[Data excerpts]
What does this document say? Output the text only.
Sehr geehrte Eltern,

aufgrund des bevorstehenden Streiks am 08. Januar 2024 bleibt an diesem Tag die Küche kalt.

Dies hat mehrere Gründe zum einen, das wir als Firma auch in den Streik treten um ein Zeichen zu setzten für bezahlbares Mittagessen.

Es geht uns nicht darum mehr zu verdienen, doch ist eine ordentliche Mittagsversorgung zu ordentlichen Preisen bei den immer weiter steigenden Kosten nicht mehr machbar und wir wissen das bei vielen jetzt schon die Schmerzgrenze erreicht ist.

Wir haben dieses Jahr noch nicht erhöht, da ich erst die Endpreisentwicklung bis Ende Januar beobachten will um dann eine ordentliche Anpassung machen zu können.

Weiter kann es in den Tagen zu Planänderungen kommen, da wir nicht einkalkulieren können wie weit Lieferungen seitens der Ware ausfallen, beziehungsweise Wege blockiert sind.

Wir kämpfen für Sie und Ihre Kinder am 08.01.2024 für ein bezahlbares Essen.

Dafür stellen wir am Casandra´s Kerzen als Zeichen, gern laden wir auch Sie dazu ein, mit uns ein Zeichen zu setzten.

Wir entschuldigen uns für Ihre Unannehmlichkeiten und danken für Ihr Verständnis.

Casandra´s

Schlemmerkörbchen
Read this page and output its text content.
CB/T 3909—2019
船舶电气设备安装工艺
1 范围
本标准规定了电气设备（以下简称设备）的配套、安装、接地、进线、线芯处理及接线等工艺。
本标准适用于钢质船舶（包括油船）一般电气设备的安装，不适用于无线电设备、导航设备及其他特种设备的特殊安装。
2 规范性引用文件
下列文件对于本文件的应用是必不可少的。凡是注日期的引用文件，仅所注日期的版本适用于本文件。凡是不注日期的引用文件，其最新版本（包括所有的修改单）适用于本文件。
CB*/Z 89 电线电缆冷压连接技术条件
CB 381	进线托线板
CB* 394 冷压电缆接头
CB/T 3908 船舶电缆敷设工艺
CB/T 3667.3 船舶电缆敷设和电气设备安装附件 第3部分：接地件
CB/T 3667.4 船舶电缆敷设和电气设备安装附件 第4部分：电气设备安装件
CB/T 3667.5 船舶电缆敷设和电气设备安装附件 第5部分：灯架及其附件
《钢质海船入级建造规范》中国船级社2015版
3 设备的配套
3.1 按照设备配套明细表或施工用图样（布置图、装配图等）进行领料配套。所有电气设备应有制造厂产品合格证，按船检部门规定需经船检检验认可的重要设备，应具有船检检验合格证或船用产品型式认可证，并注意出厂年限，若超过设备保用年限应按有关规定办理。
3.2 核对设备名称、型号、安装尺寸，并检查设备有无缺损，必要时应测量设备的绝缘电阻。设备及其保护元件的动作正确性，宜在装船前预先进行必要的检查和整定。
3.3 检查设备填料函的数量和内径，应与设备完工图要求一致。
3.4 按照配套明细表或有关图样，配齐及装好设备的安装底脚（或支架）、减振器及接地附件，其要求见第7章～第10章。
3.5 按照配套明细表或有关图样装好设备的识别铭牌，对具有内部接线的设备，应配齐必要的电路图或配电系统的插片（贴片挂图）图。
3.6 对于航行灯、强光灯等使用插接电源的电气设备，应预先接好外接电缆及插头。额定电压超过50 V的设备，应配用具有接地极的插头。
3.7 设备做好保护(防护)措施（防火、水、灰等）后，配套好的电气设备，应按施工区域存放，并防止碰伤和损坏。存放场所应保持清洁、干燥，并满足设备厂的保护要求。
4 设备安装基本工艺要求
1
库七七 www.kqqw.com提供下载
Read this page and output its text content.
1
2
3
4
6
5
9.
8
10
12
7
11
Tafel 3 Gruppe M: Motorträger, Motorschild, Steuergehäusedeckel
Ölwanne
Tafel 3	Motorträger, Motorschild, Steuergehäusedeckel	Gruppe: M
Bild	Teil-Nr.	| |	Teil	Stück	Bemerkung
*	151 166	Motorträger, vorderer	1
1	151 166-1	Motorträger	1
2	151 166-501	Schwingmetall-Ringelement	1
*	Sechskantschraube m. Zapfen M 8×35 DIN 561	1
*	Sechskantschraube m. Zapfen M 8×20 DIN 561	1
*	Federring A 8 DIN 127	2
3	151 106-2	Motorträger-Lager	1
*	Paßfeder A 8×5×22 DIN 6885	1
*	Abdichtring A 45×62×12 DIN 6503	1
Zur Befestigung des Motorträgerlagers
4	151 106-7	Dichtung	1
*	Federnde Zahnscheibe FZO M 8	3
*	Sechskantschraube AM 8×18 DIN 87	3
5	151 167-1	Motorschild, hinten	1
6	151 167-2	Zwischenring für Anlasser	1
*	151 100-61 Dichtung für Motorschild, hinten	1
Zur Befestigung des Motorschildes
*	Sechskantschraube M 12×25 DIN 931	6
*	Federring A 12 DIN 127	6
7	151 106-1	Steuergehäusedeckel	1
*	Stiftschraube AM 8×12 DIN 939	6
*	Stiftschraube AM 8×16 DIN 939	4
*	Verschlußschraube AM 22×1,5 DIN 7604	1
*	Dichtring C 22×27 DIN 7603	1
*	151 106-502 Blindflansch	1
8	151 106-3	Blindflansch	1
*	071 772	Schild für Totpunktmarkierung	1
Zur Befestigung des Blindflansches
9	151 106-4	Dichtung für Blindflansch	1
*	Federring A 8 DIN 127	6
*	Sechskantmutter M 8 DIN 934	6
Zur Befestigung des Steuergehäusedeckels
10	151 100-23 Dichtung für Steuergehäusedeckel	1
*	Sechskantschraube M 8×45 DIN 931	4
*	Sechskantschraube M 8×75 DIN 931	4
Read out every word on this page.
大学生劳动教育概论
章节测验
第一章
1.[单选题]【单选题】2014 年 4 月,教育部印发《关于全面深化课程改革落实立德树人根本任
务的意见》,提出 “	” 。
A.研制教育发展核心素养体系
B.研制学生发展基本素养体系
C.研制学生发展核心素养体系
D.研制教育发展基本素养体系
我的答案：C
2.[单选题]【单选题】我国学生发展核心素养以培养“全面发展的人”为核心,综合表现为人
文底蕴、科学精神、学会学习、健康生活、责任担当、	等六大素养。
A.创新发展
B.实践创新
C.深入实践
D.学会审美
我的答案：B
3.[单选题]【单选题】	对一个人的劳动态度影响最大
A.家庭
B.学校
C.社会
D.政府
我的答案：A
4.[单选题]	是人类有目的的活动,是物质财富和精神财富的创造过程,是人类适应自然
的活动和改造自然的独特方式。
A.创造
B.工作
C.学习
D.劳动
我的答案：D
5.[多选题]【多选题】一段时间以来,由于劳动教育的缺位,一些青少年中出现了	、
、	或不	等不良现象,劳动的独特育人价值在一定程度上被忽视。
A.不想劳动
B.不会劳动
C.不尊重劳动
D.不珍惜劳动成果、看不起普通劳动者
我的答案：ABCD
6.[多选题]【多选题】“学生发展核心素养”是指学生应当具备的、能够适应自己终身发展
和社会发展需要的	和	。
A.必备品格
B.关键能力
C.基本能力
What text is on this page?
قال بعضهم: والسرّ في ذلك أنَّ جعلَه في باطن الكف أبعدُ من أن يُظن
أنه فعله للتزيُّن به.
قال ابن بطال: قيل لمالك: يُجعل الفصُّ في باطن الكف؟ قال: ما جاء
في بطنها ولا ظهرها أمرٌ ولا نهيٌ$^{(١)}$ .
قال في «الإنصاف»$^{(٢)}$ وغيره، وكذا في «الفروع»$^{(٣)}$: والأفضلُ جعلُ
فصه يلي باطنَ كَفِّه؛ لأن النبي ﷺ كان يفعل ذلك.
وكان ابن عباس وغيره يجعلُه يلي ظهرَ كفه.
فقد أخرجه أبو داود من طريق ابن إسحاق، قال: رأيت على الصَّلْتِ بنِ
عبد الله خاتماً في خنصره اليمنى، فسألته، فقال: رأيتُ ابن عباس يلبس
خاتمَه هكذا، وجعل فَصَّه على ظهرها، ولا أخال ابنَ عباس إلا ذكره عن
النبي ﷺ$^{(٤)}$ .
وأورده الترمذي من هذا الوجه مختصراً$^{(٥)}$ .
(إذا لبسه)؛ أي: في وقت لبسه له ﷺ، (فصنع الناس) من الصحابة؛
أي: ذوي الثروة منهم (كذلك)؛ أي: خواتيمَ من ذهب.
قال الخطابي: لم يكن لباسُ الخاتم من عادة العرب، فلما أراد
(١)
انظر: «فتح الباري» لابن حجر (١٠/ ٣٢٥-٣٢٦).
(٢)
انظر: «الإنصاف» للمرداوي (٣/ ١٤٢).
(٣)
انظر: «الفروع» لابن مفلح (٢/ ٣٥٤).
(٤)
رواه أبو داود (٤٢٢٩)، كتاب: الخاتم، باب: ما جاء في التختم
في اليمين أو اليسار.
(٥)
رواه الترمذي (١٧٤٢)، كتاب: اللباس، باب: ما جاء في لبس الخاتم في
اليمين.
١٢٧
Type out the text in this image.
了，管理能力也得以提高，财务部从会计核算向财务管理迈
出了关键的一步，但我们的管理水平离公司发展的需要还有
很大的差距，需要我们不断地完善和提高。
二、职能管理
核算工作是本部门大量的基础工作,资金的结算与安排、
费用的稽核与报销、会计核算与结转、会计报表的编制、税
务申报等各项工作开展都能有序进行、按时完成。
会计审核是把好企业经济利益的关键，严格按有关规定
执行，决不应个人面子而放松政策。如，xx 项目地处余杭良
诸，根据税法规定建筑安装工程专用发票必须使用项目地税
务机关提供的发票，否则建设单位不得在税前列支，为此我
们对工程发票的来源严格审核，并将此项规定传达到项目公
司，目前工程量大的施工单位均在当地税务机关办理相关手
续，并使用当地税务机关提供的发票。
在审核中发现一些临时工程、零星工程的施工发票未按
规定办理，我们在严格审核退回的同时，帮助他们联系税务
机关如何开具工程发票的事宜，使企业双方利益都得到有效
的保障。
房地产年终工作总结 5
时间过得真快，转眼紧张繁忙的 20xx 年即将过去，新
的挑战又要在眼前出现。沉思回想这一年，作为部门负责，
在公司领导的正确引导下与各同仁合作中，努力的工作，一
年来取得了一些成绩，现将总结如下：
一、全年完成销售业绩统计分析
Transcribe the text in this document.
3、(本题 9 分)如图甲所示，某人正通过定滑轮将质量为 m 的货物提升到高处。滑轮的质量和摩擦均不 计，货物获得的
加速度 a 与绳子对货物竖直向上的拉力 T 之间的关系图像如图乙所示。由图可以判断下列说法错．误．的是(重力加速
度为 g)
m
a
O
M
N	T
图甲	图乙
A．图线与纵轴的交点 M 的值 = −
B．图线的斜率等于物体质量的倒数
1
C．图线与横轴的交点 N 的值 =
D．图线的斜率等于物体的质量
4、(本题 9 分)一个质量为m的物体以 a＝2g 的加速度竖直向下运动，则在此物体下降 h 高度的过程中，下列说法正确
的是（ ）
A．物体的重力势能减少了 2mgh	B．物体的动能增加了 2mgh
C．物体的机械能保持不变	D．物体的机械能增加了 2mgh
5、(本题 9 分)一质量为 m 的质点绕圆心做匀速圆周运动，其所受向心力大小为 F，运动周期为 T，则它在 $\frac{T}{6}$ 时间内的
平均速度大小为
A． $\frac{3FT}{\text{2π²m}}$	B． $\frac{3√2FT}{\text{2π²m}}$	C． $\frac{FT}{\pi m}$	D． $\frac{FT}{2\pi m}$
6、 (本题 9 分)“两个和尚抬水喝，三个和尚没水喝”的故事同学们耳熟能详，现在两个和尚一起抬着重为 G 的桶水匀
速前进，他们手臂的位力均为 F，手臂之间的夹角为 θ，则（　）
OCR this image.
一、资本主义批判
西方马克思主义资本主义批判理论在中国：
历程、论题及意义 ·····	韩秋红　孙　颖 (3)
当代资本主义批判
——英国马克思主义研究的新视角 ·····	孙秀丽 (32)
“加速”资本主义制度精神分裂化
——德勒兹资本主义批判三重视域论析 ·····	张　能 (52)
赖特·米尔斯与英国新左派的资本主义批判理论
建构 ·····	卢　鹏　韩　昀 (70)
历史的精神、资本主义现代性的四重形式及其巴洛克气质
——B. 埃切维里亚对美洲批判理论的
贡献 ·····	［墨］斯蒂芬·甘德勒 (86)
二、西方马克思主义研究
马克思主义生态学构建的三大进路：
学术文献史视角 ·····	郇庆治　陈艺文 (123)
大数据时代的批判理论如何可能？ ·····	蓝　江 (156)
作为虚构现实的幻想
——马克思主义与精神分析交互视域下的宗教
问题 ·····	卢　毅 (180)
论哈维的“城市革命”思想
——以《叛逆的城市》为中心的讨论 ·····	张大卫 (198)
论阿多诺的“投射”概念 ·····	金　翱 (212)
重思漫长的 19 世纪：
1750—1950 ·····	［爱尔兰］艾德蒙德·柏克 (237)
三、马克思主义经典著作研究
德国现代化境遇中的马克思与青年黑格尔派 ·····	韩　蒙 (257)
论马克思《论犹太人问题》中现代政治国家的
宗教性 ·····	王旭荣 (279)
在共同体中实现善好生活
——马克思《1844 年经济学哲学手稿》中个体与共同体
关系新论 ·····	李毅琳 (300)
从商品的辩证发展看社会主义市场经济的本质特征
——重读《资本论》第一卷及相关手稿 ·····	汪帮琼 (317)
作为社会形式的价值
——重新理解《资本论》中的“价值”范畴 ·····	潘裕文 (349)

* **To be done**: Looking at the data above, how many lines hold the word "Zeichen"? Respond with the number alone.

* **Solution**: 2